→ Work to be completed: Please write every line of the records below as a JSON list of strings, one string per line, leaving out blank lines and the pictures.

* Begin Data *

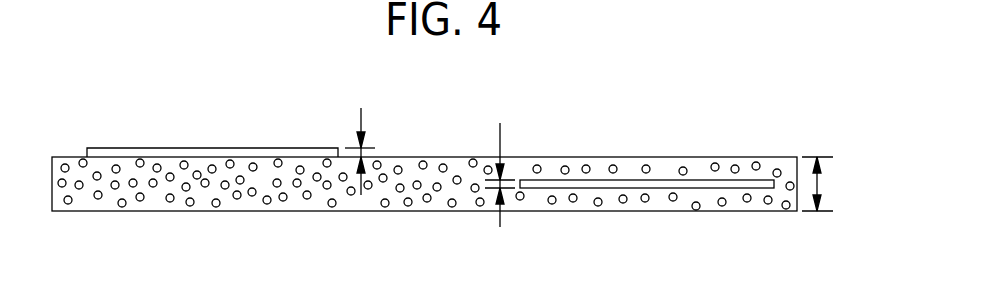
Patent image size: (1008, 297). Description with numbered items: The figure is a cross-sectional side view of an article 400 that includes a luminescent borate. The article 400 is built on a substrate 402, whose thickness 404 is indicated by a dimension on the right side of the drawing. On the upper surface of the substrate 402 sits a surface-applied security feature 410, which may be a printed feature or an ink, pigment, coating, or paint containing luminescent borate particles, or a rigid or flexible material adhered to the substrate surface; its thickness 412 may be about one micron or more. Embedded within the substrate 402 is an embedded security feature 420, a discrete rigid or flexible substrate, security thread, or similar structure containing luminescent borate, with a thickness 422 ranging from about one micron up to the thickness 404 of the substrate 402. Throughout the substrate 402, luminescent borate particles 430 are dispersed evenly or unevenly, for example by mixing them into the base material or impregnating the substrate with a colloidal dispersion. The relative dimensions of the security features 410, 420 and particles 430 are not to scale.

The article 400 is at (169, 101).
The substrate 402 is at (72, 156).
The thickness of the substrate 404 is at (820, 184).
The surface-applied security feature 410 is at (295, 148).
The thickness of the surface-applied security feature 412 is at (362, 119).
The embedded security feature 420 is at (663, 180).
The thickness of the embedded security feature 422 is at (502, 137).
The luminescent borate particles 430 is at (735, 165).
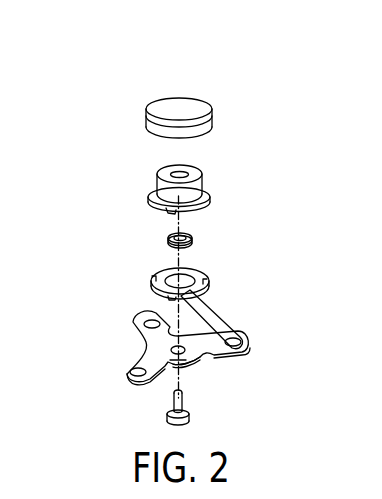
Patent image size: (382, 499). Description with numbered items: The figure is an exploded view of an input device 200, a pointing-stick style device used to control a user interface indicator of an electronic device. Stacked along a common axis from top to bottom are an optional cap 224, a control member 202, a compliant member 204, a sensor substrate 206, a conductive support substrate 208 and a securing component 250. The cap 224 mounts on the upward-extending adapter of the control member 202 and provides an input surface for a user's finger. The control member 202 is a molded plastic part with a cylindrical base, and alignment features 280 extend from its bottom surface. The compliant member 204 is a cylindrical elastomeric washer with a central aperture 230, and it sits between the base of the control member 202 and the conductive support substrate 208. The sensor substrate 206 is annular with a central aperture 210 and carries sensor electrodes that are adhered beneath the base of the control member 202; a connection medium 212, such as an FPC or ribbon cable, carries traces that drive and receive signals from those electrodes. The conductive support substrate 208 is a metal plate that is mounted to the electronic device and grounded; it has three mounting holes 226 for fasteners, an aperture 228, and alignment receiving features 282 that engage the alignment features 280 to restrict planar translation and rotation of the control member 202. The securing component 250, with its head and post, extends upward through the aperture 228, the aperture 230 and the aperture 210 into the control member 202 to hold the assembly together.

The input device 200 is at (121, 70).
The cap 224 is at (192, 115).
The control member 202 is at (176, 183).
The alignment features 280 is at (160, 206).
The aperture 230 is at (167, 238).
The compliant member 204 is at (190, 236).
The sensor substrate 206 is at (176, 278).
The aperture 210 is at (175, 285).
The connection medium 212 is at (200, 315).
The conductive support substrate 208 is at (187, 368).
The mounting holes 226 is at (146, 324).
The aperture 228 is at (205, 357).
The alignment receiving features 282 is at (180, 372).
The securing component 250 is at (170, 402).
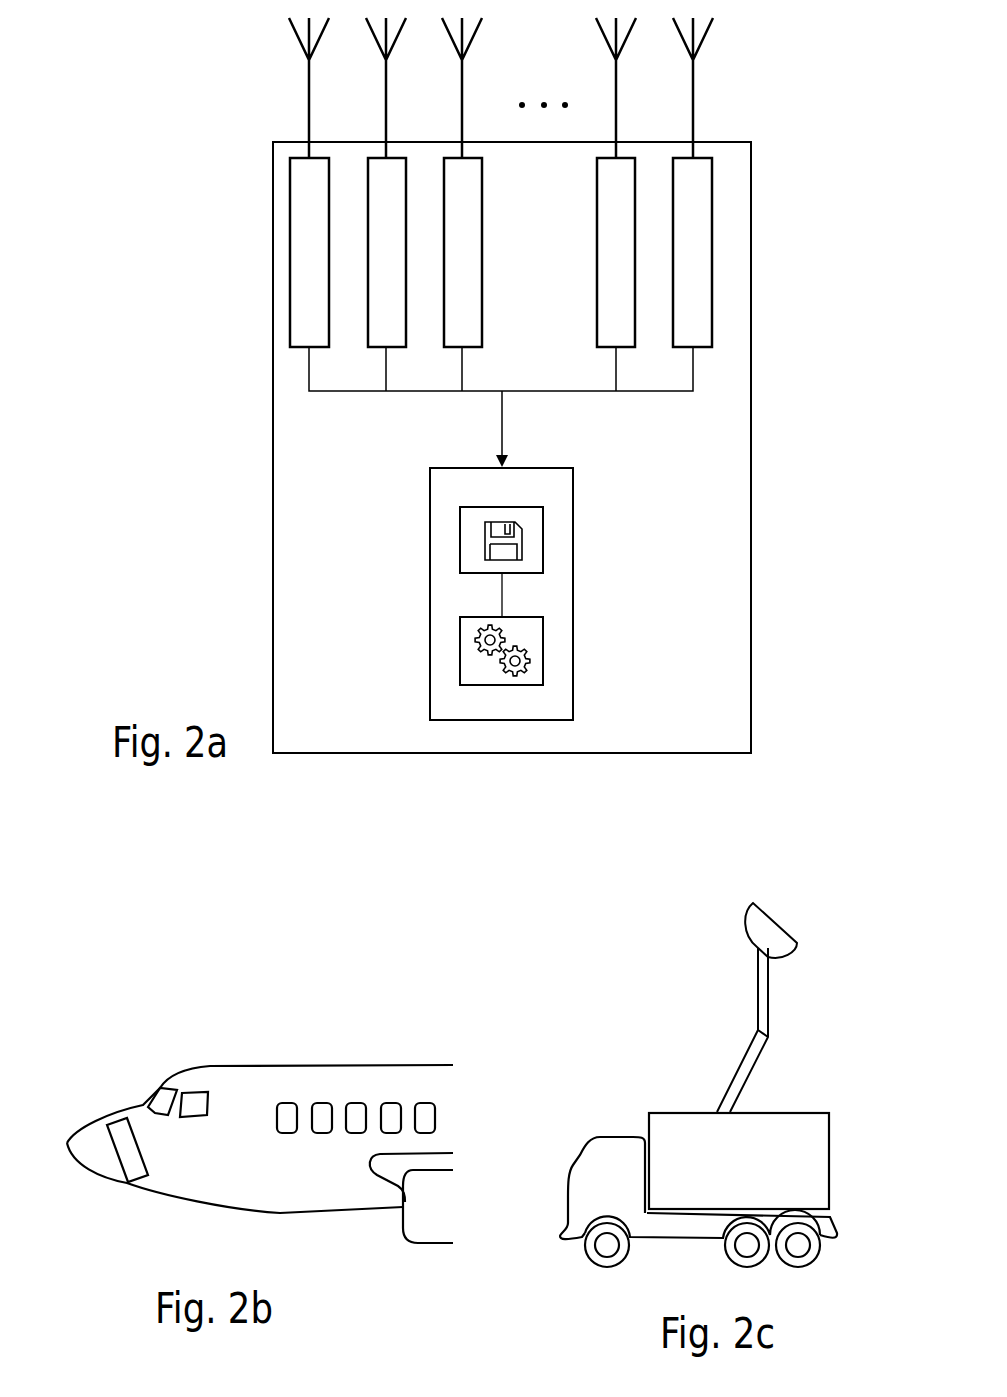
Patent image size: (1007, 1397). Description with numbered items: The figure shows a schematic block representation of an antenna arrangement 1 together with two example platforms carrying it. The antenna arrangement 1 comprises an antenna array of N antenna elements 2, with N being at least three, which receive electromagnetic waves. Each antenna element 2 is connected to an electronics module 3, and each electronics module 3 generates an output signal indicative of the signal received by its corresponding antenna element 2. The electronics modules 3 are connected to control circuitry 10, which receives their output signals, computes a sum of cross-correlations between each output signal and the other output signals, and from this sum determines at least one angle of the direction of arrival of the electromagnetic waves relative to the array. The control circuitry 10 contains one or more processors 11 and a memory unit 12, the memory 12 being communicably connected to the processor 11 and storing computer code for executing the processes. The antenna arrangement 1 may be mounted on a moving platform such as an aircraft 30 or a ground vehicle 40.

In FIG. 2A, the antenna arrangement 1 is at (809, 687).
In FIG. 2B, the antenna arrangement 1 is at (137, 1106).
In FIG. 2C, the antenna arrangement 1 is at (782, 940).
In FIG. 2A, the antenna element 2 is at (309, 83).
In FIG. 2A, the electronics module 3 is at (290, 168).
In FIG. 2A, the control circuitry 10 is at (430, 600).
In FIG. 2A, the processor 11 is at (543, 646).
In FIG. 2A, the memory unit 12 is at (543, 536).
In FIG. 2B, the aircraft 30 is at (333, 1047).
In FIG. 2C, the ground vehicle 40 is at (835, 1088).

* End Data *

→ Written response:
[
  "Patent image size: (1008, 297). Description with numbered items: The figure is a cross-sectional side view of an article 400 that includes a luminescent borate. The article 400 is built on a substrate 402, whose thickness 404 is indicated by a dimension on the right side of the drawing. On the upper surface of the substrate 402 sits a surface-applied security feature 410, which may be a printed feature or an ink, pigment, coating, or paint containing luminescent borate particles, or a rigid or flexible material adhered to the substrate surface; its thickness 412 may be about one micron or more. Embedded within the substrate 402 is an embedded security feature 420, a discrete rigid or flexible substrate, security thread, or similar structure containing luminescent borate, with a thickness 422 ranging from about one micron up to the thickness 404 of the substrate 402. Throughout the substrate 402, luminescent borate particles 430 are dispersed evenly or unevenly, for example by mixing them into the base material or impregnating the substrate with a colloidal dispersion. The relative dimensions of the security features 410, 420 and particles 430 are not to scale.",
  "The article 400 is at (169, 101).",
  "The substrate 402 is at (72, 156).",
  "The thickness of the substrate 404 is at (820, 184).",
  "The surface-applied security feature 410 is at (295, 148).",
  "The thickness of the surface-applied security feature 412 is at (362, 119).",
  "The embedded security feature 420 is at (663, 180).",
  "The thickness of the embedded security feature 422 is at (502, 137).",
  "The luminescent borate particles 430 is at (735, 165).",
  "Patent image size: (382, 499). Description with numbered items: The figure is an exploded view of an input device 200, a pointing-stick style device used to control a user interface indicator of an electronic device. Stacked along a common axis from top to bottom are an optional cap 224, a control member 202, a compliant member 204, a sensor substrate 206, a conductive support substrate 208 and a securing component 250. The cap 224 mounts on the upward-extending adapter of the control member 202 and provides an input surface for a user's finger. The control member 202 is a molded plastic part with a cylindrical base, and alignment features 280 extend from its bottom surface. The compliant member 204 is a cylindrical elastomeric washer with a central aperture 230, and it sits between the base of the control member 202 and the conductive support substrate 208. The sensor substrate 206 is annular with a central aperture 210 and carries sensor electrodes that are adhered beneath the base of the control member 202; a connection medium 212, such as an FPC or ribbon cable, carries traces that drive and receive signals from those electrodes. The conductive support substrate 208 is a metal plate that is mounted to the electronic device and grounded; it has three mounting holes 226 for fasteners, an aperture 228, and alignment receiving features 282 that engage the alignment features 280 to restrict planar translation and rotation of the control member 202. The securing component 250, with its head and post, extends upward through the aperture 228, the aperture 230 and the aperture 210 into the control member 202 to hold the assembly together.",
  "The input device 200 is at (121, 70).",
  "The cap 224 is at (192, 115).",
  "The control member 202 is at (176, 183).",
  "The alignment features 280 is at (160, 206).",
  "The aperture 230 is at (167, 238).",
  "The compliant member 204 is at (190, 236).",
  "The sensor substrate 206 is at (176, 278).",
  "The aperture 210 is at (175, 285).",
  "The connection medium 212 is at (200, 315).",
  "The conductive support substrate 208 is at (187, 368).",
  "The mounting holes 226 is at (146, 324).",
  "The aperture 228 is at (205, 357).",
  "The alignment receiving features 282 is at (180, 372).",
  "The securing component 250 is at (170, 402).",
  "Patent image size: (1007, 1397). Description with numbered items: The figure shows a schematic block representation of an antenna arrangement 1 together with two example platforms carrying it. The antenna arrangement 1 comprises an antenna array of N antenna elements 2, with N being at least three, which receive electromagnetic waves. Each antenna element 2 is connected to an electronics module 3, and each electronics module 3 generates an output signal indicative of the signal received by its corresponding antenna element 2. The electronics modules 3 are connected to control circuitry 10, which receives their output signals, computes a sum of cross-correlations between each output signal and the other output signals, and from this sum determines at least one angle of the direction of arrival of the electromagnetic waves relative to the array. The control circuitry 10 contains one or more processors 11 and a memory unit 12, the memory 12 being communicably connected to the processor 11 and storing computer code for executing the processes. The antenna arrangement 1 may be mounted on a moving platform such as an aircraft 30 or a ground vehicle 40.",
  "In FIG. 2A, the antenna arrangement 1 is at (809, 687).",
  "In FIG. 2B, the antenna arrangement 1 is at (137, 1106).",
  "In FIG. 2C, the antenna arrangement 1 is at (782, 940).",
  "In FIG. 2A, the antenna element 2 is at (309, 83).",
  "In FIG. 2A, the electronics module 3 is at (290, 168).",
  "In FIG. 2A, the control circuitry 10 is at (430, 600).",
  "In FIG. 2A, the processor 11 is at (543, 646).",
  "In FIG. 2A, the memory unit 12 is at (543, 536).",
  "In FIG. 2B, the aircraft 30 is at (333, 1047).",
  "In FIG. 2C, the ground vehicle 40 is at (835, 1088)."
]